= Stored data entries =
## Begin

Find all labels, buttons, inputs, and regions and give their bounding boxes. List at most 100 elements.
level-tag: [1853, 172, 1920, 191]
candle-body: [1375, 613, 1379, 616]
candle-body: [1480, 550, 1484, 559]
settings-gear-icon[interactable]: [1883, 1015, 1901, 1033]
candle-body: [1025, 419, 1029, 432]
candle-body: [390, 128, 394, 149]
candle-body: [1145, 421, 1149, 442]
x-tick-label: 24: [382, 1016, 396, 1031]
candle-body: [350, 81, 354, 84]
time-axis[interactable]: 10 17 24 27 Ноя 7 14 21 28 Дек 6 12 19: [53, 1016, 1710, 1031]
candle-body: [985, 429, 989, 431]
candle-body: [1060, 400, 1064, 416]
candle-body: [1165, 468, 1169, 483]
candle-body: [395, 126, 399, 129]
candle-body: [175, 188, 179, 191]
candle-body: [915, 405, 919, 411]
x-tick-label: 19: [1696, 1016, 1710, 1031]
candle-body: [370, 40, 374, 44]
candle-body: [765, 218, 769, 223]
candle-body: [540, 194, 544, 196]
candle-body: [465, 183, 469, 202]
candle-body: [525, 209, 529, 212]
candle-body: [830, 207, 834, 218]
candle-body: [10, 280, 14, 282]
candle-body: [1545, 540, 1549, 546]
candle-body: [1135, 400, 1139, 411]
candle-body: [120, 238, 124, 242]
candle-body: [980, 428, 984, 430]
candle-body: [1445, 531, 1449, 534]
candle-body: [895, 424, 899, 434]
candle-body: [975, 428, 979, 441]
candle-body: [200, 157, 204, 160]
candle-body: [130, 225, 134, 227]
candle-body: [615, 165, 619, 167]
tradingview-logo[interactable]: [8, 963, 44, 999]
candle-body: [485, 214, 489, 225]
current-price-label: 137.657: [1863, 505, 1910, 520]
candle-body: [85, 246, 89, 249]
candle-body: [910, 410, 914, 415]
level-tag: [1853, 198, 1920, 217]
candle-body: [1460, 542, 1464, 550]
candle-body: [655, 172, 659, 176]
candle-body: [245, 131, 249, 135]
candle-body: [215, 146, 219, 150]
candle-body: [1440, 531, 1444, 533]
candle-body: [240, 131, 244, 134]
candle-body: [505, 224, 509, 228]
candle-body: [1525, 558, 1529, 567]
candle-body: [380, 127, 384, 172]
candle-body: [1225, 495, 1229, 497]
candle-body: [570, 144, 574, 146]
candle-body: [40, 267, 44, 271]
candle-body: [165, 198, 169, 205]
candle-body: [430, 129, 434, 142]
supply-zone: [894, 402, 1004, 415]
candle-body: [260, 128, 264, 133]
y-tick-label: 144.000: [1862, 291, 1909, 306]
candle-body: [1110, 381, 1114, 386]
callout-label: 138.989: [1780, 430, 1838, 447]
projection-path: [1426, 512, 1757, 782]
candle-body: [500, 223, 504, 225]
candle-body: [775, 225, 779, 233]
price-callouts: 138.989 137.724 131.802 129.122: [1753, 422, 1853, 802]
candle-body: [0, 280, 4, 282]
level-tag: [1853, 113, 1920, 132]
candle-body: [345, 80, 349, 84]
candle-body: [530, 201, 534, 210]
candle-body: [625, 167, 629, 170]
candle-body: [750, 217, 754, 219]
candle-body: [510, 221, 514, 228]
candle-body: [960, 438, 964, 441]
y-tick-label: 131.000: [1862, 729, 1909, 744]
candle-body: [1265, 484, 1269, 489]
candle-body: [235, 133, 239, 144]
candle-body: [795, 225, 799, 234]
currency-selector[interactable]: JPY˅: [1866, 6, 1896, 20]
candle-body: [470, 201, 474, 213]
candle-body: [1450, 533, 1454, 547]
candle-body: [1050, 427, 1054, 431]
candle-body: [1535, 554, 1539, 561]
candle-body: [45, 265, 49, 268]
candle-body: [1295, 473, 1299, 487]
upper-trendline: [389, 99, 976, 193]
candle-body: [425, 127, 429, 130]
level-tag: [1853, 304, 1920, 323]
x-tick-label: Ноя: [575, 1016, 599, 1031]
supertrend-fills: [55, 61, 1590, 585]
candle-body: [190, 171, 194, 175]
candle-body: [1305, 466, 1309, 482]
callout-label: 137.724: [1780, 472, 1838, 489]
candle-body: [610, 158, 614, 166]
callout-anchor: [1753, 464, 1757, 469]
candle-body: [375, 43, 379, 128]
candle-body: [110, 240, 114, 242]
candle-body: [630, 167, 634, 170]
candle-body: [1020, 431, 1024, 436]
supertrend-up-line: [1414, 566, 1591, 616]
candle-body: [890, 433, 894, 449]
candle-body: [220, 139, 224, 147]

## End

= What you will do =
Return every line above word for word, with no changes.

= Output of the task =
Find all labels, buttons, inputs, and regions and give their bounding boxes. List at most 100 elements.
level-tag: [1853, 172, 1920, 191]
candle-body: [1375, 613, 1379, 616]
candle-body: [1480, 550, 1484, 559]
settings-gear-icon[interactable]: [1883, 1015, 1901, 1033]
candle-body: [1025, 419, 1029, 432]
candle-body: [390, 128, 394, 149]
candle-body: [1145, 421, 1149, 442]
x-tick-label: 24: [382, 1016, 396, 1031]
candle-body: [350, 81, 354, 84]
time-axis[interactable]: 10 17 24 27 Ноя 7 14 21 28 Дек 6 12 19: [53, 1016, 1710, 1031]
candle-body: [985, 429, 989, 431]
candle-body: [1060, 400, 1064, 416]
candle-body: [1165, 468, 1169, 483]
candle-body: [395, 126, 399, 129]
candle-body: [175, 188, 179, 191]
candle-body: [915, 405, 919, 411]
x-tick-label: 19: [1696, 1016, 1710, 1031]
candle-body: [370, 40, 374, 44]
candle-body: [765, 218, 769, 223]
candle-body: [540, 194, 544, 196]
candle-body: [465, 183, 469, 202]
candle-body: [525, 209, 529, 212]
candle-body: [830, 207, 834, 218]
candle-body: [10, 280, 14, 282]
candle-body: [1545, 540, 1549, 546]
candle-body: [1135, 400, 1139, 411]
candle-body: [120, 238, 124, 242]
candle-body: [980, 428, 984, 430]
candle-body: [1445, 531, 1449, 534]
candle-body: [895, 424, 899, 434]
candle-body: [975, 428, 979, 441]
candle-body: [200, 157, 204, 160]
candle-body: [130, 225, 134, 227]
candle-body: [615, 165, 619, 167]
tradingview-logo[interactable]: [8, 963, 44, 999]
candle-body: [485, 214, 489, 225]
current-price-label: 137.657: [1863, 505, 1910, 520]
candle-body: [85, 246, 89, 249]
candle-body: [910, 410, 914, 415]
level-tag: [1853, 198, 1920, 217]
candle-body: [1460, 542, 1464, 550]
candle-body: [655, 172, 659, 176]
candle-body: [245, 131, 249, 135]
candle-body: [215, 146, 219, 150]
candle-body: [1440, 531, 1444, 533]
candle-body: [240, 131, 244, 134]
candle-body: [505, 224, 509, 228]
candle-body: [1525, 558, 1529, 567]
candle-body: [380, 127, 384, 172]
candle-body: [1225, 495, 1229, 497]
candle-body: [570, 144, 574, 146]
candle-body: [40, 267, 44, 271]
candle-body: [165, 198, 169, 205]
candle-body: [430, 129, 434, 142]
supply-zone: [894, 402, 1004, 415]
candle-body: [260, 128, 264, 133]
y-tick-label: 144.000: [1862, 291, 1909, 306]
candle-body: [1110, 381, 1114, 386]
callout-label: 138.989: [1780, 430, 1838, 447]
projection-path: [1426, 512, 1757, 782]
candle-body: [500, 223, 504, 225]
candle-body: [775, 225, 779, 233]
price-callouts: 138.989 137.724 131.802 129.122: [1753, 422, 1853, 802]
candle-body: [0, 280, 4, 282]
level-tag: [1853, 113, 1920, 132]
candle-body: [345, 80, 349, 84]
candle-body: [530, 201, 534, 210]
candle-body: [625, 167, 629, 170]
candle-body: [750, 217, 754, 219]
candle-body: [510, 221, 514, 228]
candle-body: [960, 438, 964, 441]
y-tick-label: 131.000: [1862, 729, 1909, 744]
candle-body: [1265, 484, 1269, 489]
candle-body: [235, 133, 239, 144]
candle-body: [795, 225, 799, 234]
currency-selector[interactable]: JPY˅: [1866, 6, 1896, 20]
candle-body: [470, 201, 474, 213]
candle-body: [1450, 533, 1454, 547]
candle-body: [1050, 427, 1054, 431]
candle-body: [1535, 554, 1539, 561]
candle-body: [45, 265, 49, 268]
candle-body: [1295, 473, 1299, 487]
upper-trendline: [389, 99, 976, 193]
candle-body: [425, 127, 429, 130]
level-tag: [1853, 304, 1920, 323]
x-tick-label: Ноя: [575, 1016, 599, 1031]
supertrend-fills: [55, 61, 1590, 585]
candle-body: [190, 171, 194, 175]
candle-body: [1305, 466, 1309, 482]
callout-label: 137.724: [1780, 472, 1838, 489]
candle-body: [610, 158, 614, 166]
callout-anchor: [1753, 464, 1757, 469]
candle-body: [375, 43, 379, 128]
candle-body: [110, 240, 114, 242]
candle-body: [630, 167, 634, 170]
candle-body: [1020, 431, 1024, 436]
supertrend-up-line: [1414, 566, 1591, 616]
candle-body: [890, 433, 894, 449]
candle-body: [220, 139, 224, 147]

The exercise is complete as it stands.